-- START DATA SHOWN --
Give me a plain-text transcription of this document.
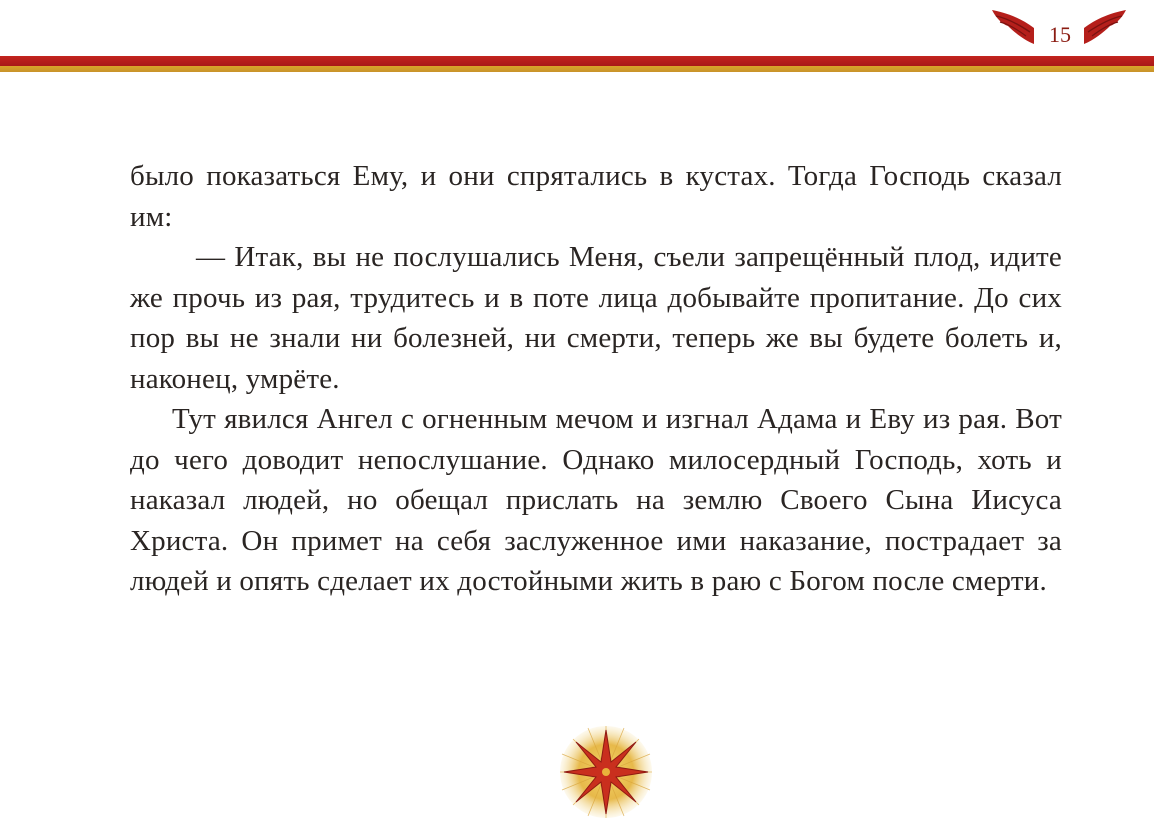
15

было показаться Ему, и они спрятались в кустах. Тогда Господь сказал им:

— Итак, вы не послушались Меня, съели запрещённый плод, идите же прочь из рая, трудитесь и в поте лица добывайте пропитание. До сих пор вы не знали ни болезней, ни смерти, теперь же вы будете болеть и, наконец, умрёте.

Тут явился Ангел с огненным мечом и изгнал Адама и Еву из рая. Вот до чего доводит непослушание. Однако милосердный Господь, хоть и наказал людей, но обещал прислать на землю Своего Сына Иисуса Христа. Он примет на себя заслуженное ими наказание, пострадает за людей и опять сделает их достойными жить в раю с Богом после смерти.
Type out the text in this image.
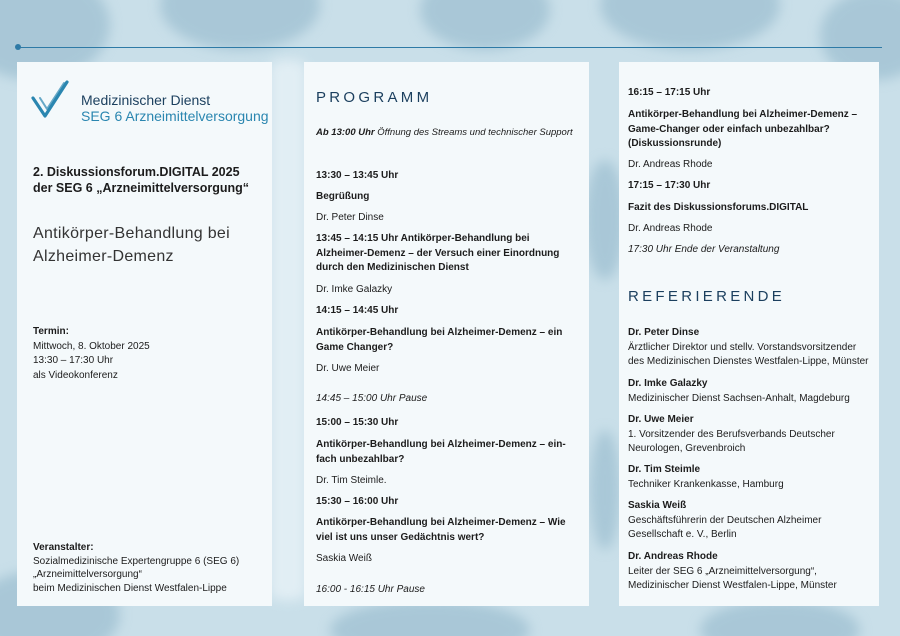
Medizinischer Dienst
SEG 6 Arzneimittelversorgung
2. Diskussionsforum.DIGITAL 2025
der SEG 6 „Arzneimittelversorgung“
Antikörper-Behandlung bei
Alzheimer-Demenz
Termin:
Mittwoch, 8. Oktober 2025
13:30 – 17:30 Uhr
als Videokonferenz
Veranstalter:
Sozialmedizinische Expertengruppe 6 (SEG 6)
„Arzneimittelversorgung“
beim Medizinischen Dienst Westfalen-Lippe
PROGRAMM
Ab 13:00 Uhr Öffnung des Streams und technischer Support
13:30 – 13:45 Uhr
Begrüßung
Dr. Peter Dinse
13:45 – 14:15 Uhr Antikörper-Behandlung bei
Alzheimer-Demenz – der Versuch einer Einordnung
durch den Medizinischen Dienst
Dr. Imke Galazky
14:15 – 14:45 Uhr
Antikörper-Behandlung bei Alzheimer-Demenz – ein
Game Changer?
Dr. Uwe Meier
14:45 – 15:00 Uhr Pause
15:00 – 15:30 Uhr
Antikörper-Behandlung bei Alzheimer-Demenz – ein-
fach unbezahlbar?
Dr. Tim Steimle.
15:30 – 16:00 Uhr
Antikörper-Behandlung bei Alzheimer-Demenz – Wie
viel ist uns unser Gedächtnis wert?
Saskia Weiß
16:00 - 16:15 Uhr Pause
16:15 – 17:15 Uhr
Antikörper-Behandlung bei Alzheimer-Demenz –
Game-Changer oder einfach unbezahlbar?
(Diskussionsrunde)
Dr. Andreas Rhode
17:15 – 17:30 Uhr
Fazit des Diskussionsforums.DIGITAL
Dr. Andreas Rhode
17:30 Uhr Ende der Veranstaltung
REFERIERENDE
Dr. Peter Dinse
Ärztlicher Direktor und stellv. Vorstandsvorsitzender
des Medizinischen Dienstes Westfalen-Lippe, Münster
Dr. Imke Galazky
Medizinischer Dienst Sachsen-Anhalt, Magdeburg
Dr. Uwe Meier
1. Vorsitzender des Berufsverbands Deutscher
Neurologen, Grevenbroich
Dr. Tim Steimle
Techniker Krankenkasse, Hamburg
Saskia Weiß
Geschäftsführerin der Deutschen Alzheimer
Gesellschaft e. V., Berlin
Dr. Andreas Rhode
Leiter der SEG 6 „Arzneimittelversorgung“,
Medizinischer Dienst Westfalen-Lippe, Münster
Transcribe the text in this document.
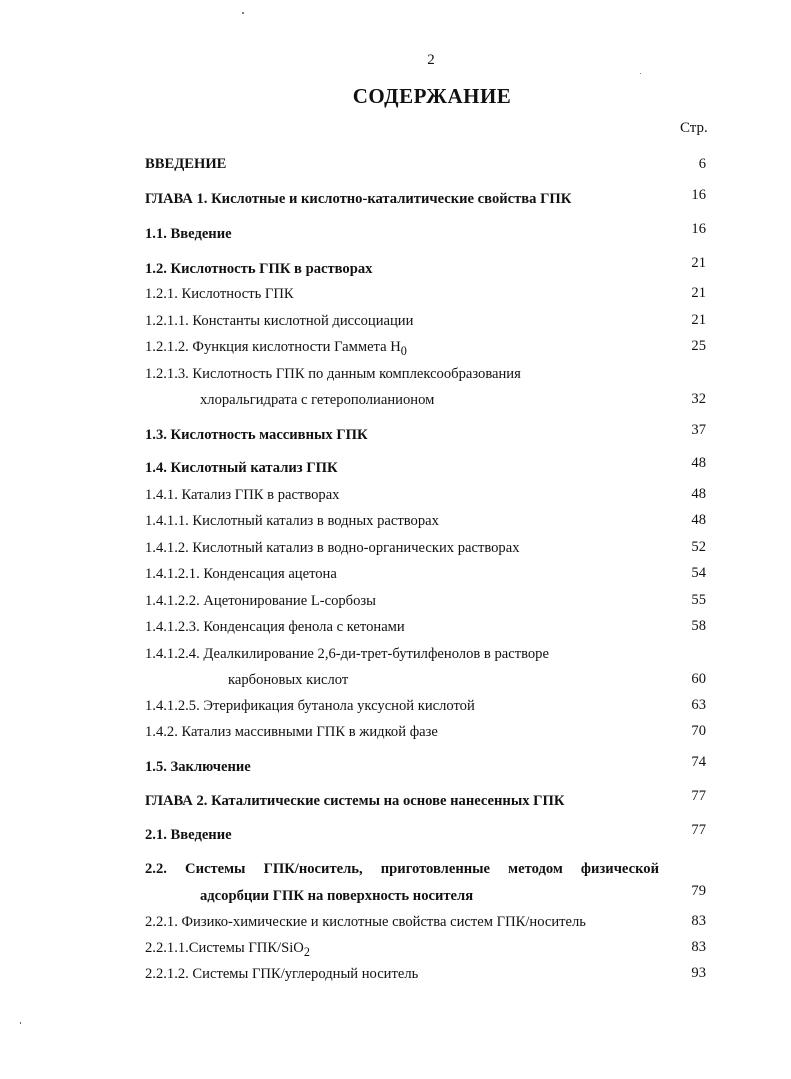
2
СОДЕРЖАНИЕ
Стр.
ВВЕДЕНИЕ	6
ГЛАВА 1. Кислотные и кислотно-каталитические свойства ГПК	16
1.1. Введение	16
1.2. Кислотность ГПК в растворах	21
1.2.1. Кислотность ГПК	21
1.2.1.1. Константы кислотной диссоциации	21
1.2.1.2. Функция кислотности Гаммета $H_0$	25
1.2.1.3. Кислотность ГПК по данным комплексообразования
хлоральгидрата с гетерополианионом	32
1.3. Кислотность массивных ГПК	37
1.4. Кислотный катализ ГПК	48
1.4.1. Катализ ГПК в растворах	48
1.4.1.1. Кислотный катализ в водных растворах	48
1.4.1.2. Кислотный катализ в водно-органических растворах	52
1.4.1.2.1. Конденсация ацетона	54
1.4.1.2.2. Ацетонирование L-сорбозы	55
1.4.1.2.3. Конденсация фенола с кетонами	58
1.4.1.2.4. Деалкилирование 2,6-ди-трет-бутилфенолов в растворе
карбоновых кислот	60
1.4.1.2.5. Этерификация бутанола уксусной кислотой	63
1.4.2. Катализ массивными ГПК в жидкой фазе	70
1.5. Заключение	74
ГЛАВА 2. Каталитические системы на основе нанесенных ГПК	77
2.1. Введение	77
2.2. Системы ГПК/носитель, приготовленные методом физической
адсорбции ГПК на поверхность носителя	79
2.2.1. Физико-химические и кислотные свойства систем ГПК/носитель	83
2.2.1.1.Системы ГПК/SiO$_2$	83
2.2.1.2. Системы ГПК/углеродный носитель	93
-- END DATA SHOWN --
> YOUR TASK
Find the word "Arzneimittelversorgung" in the material, then list each line that holds it.

> THE RESULT
SEG 6 Arzneimittelversorgung
der SEG 6 „Arzneimittelversorgung“
„Arzneimittelversorgung“
Leiter der SEG 6 „Arzneimittelversorgung“,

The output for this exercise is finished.